** SUPPLIED DATA **

______

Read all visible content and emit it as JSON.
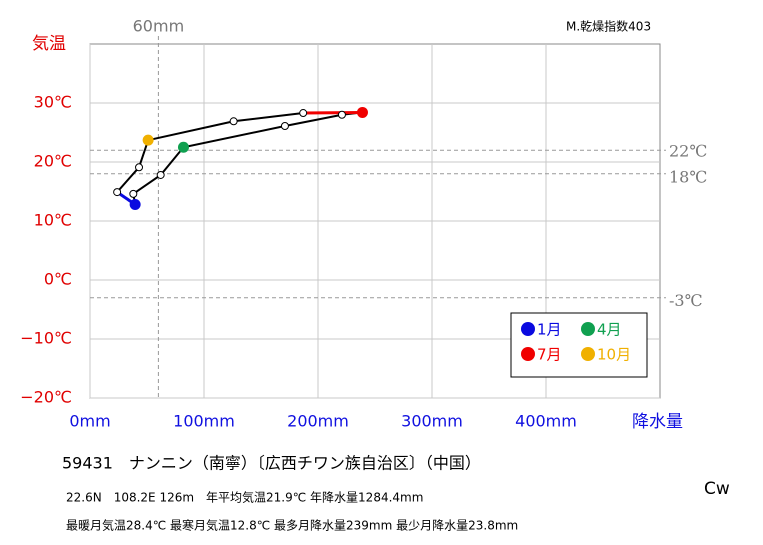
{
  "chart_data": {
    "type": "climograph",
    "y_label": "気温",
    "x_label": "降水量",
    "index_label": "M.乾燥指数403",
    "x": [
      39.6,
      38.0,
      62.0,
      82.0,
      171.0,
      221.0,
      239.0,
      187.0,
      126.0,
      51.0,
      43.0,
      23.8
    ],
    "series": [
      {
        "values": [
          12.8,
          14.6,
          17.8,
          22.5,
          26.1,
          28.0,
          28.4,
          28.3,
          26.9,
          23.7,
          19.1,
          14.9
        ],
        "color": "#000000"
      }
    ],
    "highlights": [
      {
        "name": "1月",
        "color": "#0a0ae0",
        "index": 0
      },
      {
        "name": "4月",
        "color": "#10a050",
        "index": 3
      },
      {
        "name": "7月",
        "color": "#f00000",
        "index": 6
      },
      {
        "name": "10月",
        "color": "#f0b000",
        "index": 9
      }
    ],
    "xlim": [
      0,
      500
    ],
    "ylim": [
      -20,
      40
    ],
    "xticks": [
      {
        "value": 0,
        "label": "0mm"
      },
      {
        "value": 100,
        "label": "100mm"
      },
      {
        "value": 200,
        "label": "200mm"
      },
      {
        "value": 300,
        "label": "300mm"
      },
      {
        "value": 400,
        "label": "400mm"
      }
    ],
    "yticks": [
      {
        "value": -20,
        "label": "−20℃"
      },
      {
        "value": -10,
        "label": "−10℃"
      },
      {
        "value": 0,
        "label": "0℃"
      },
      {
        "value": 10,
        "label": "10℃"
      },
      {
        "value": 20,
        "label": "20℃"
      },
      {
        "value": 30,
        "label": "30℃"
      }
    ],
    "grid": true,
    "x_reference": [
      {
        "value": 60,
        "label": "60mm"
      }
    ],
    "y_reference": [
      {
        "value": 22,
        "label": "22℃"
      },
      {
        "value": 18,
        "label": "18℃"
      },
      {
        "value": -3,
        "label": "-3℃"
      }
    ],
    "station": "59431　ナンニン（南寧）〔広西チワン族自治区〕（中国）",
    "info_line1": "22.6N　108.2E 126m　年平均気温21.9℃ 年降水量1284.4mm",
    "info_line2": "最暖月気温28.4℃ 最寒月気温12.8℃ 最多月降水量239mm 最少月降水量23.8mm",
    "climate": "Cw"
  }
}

______

** GIVEN REQUEST **
Check every line of the data above for the string "color", and copy those that have it.

** CORRECT RESPONSE **
        "color": "#000000"
        "color": "#0a0ae0",
        "color": "#10a050",
        "color": "#f00000",
        "color": "#f0b000",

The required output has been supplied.